> [GOAL]: Scan the lines below for "name"; report the number of lines that contain it, and only that.

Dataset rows
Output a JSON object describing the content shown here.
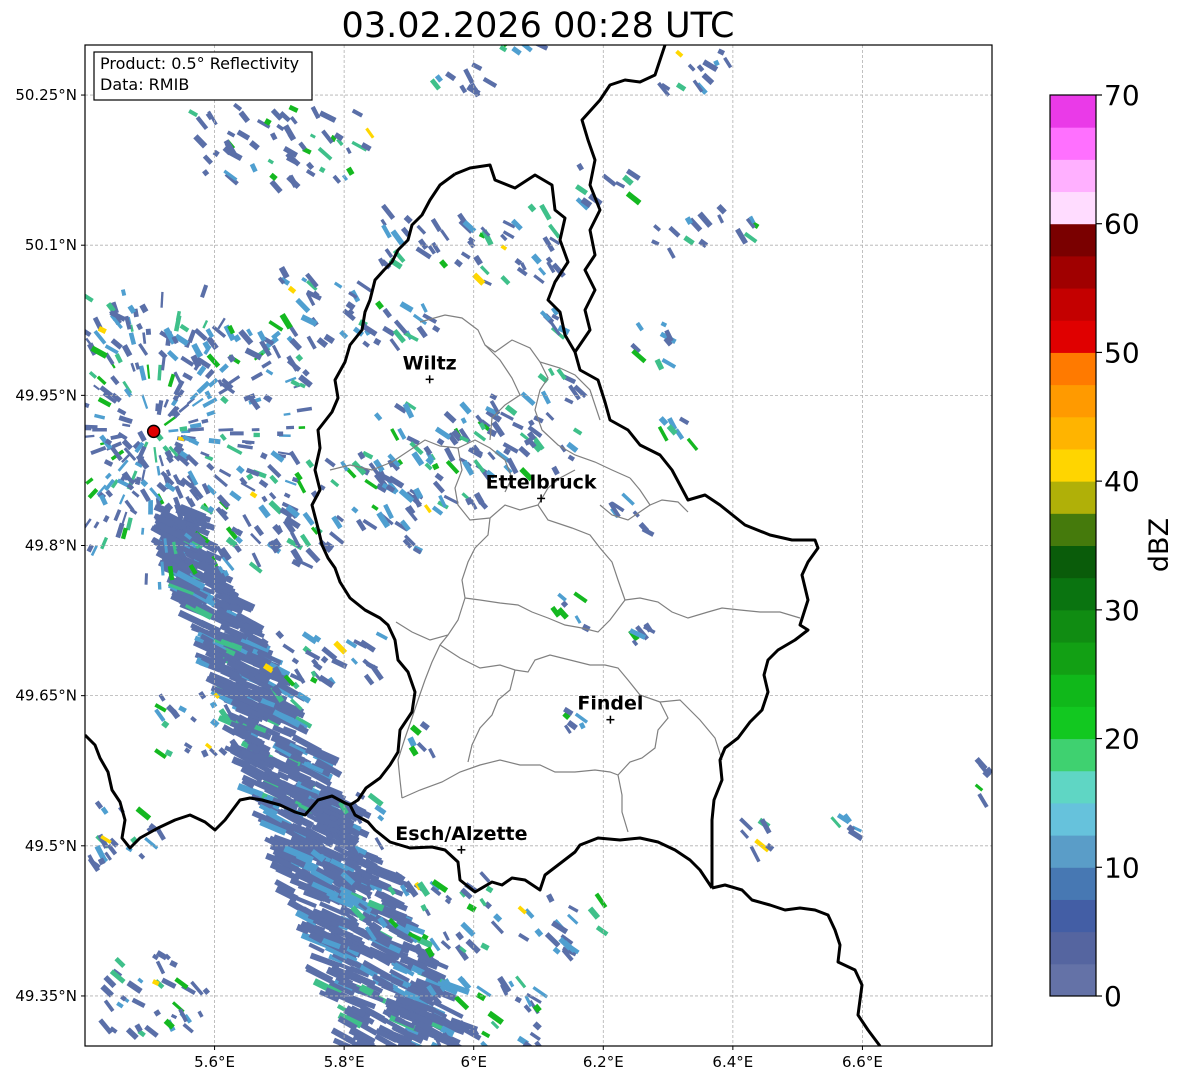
{
  "title": "03.02.2026 00:28 UTC",
  "info_box": {
    "product": "Product: 0.5° Reflectivity",
    "data_source": "Data: RMIB"
  },
  "map": {
    "lon_range": [
      5.4,
      6.8
    ],
    "lat_range": [
      49.3,
      50.3
    ],
    "lon_ticks": [
      {
        "value": 5.6,
        "label": "5.6°E"
      },
      {
        "value": 5.8,
        "label": "5.8°E"
      },
      {
        "value": 6.0,
        "label": "6°E"
      },
      {
        "value": 6.2,
        "label": "6.2°E"
      },
      {
        "value": 6.4,
        "label": "6.4°E"
      },
      {
        "value": 6.6,
        "label": "6.6°E"
      }
    ],
    "lat_ticks": [
      {
        "value": 50.25,
        "label": "50.25°N"
      },
      {
        "value": 50.1,
        "label": "50.1°N"
      },
      {
        "value": 49.95,
        "label": "49.95°N"
      },
      {
        "value": 49.8,
        "label": "49.8°N"
      },
      {
        "value": 49.65,
        "label": "49.65°N"
      },
      {
        "value": 49.5,
        "label": "49.5°N"
      },
      {
        "value": 49.35,
        "label": "49.35°N"
      }
    ],
    "gridlines": true,
    "radar_site": {
      "lon": 5.506,
      "lat": 49.914
    },
    "cities": [
      {
        "name": "Wiltz",
        "lon": 5.932,
        "lat": 49.966
      },
      {
        "name": "Ettelbruck",
        "lon": 6.104,
        "lat": 49.847
      },
      {
        "name": "Findel",
        "lon": 6.211,
        "lat": 49.626
      },
      {
        "name": "Esch/Alzette",
        "lon": 5.981,
        "lat": 49.496
      }
    ],
    "echo_colors": {
      "weak": "#5a6fa8",
      "light": "#4f9fd0",
      "moderate": "#3fc08a",
      "green": "#14b820",
      "strong": "#ffd700"
    }
  },
  "colorbar": {
    "label": "dBZ",
    "min": 0,
    "max": 70,
    "step": 2.5,
    "ticks": [
      "0",
      "10",
      "20",
      "30",
      "40",
      "50",
      "60",
      "70"
    ],
    "colors": [
      "#6472a7",
      "#5565a0",
      "#435ea5",
      "#4778b3",
      "#5a9dc8",
      "#66c2dc",
      "#5fd6c4",
      "#3fd170",
      "#12c820",
      "#10b81a",
      "#12a014",
      "#108c12",
      "#0a7410",
      "#0a5c0a",
      "#457a0c",
      "#b0b008",
      "#ffd500",
      "#ffb400",
      "#ff9a00",
      "#ff7a00",
      "#e00000",
      "#c40000",
      "#a00000",
      "#7a0000",
      "#ffdcff",
      "#ffb0ff",
      "#ff70ff",
      "#ea3ae8"
    ]
  }
}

> [WRITTEN REPLY]: 4